» **Extracted data**:
►

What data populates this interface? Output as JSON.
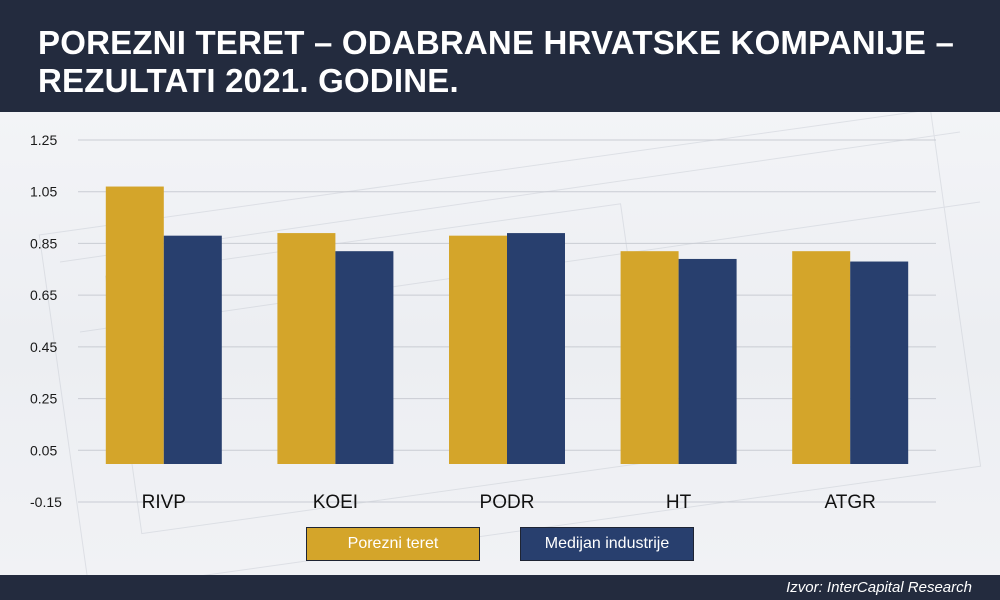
{
  "header": {
    "title_line1": "POREZNI TERET – ODABRANE HRVATSKE KOMPANIJE –",
    "title_line2": "REZULTATI 2021. GODINE."
  },
  "footer": {
    "source": "Izvor: InterCapital Research"
  },
  "colors": {
    "header_bg": "#232b3e",
    "series_gold": "#d4a52a",
    "series_navy": "#283f6e",
    "grid": "#c9ccd3"
  },
  "chart_data": {
    "type": "bar",
    "title": "POREZNI TERET – ODABRANE HRVATSKE KOMPANIJE – REZULTATI 2021. GODINE.",
    "categories": [
      "RIVP",
      "KOEI",
      "PODR",
      "HT",
      "ATGR"
    ],
    "series": [
      {
        "name": "Porezni teret",
        "color": "#d4a52a",
        "values": [
          1.07,
          0.89,
          0.88,
          0.82,
          0.82
        ]
      },
      {
        "name": "Medijan industrije",
        "color": "#283f6e",
        "values": [
          0.88,
          0.82,
          0.89,
          0.79,
          0.78
        ]
      }
    ],
    "yticks": [
      "1.25",
      "1.05",
      "0.85",
      "0.65",
      "0.45",
      "0.25",
      "0.05",
      "-0.15"
    ],
    "ylim": [
      -0.15,
      1.25
    ],
    "grid": true,
    "legend": "bottom"
  }
}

◄

» **What you need to do**:
Take each line containing the string "REZULTATI" and copy it out.

» **Exercise result**:
    "title_line2": "REZULTATI 2021. GODINE."
    "title": "POREZNI TERET – ODABRANE HRVATSKE KOMPANIJE – REZULTATI 2021. GODINE.",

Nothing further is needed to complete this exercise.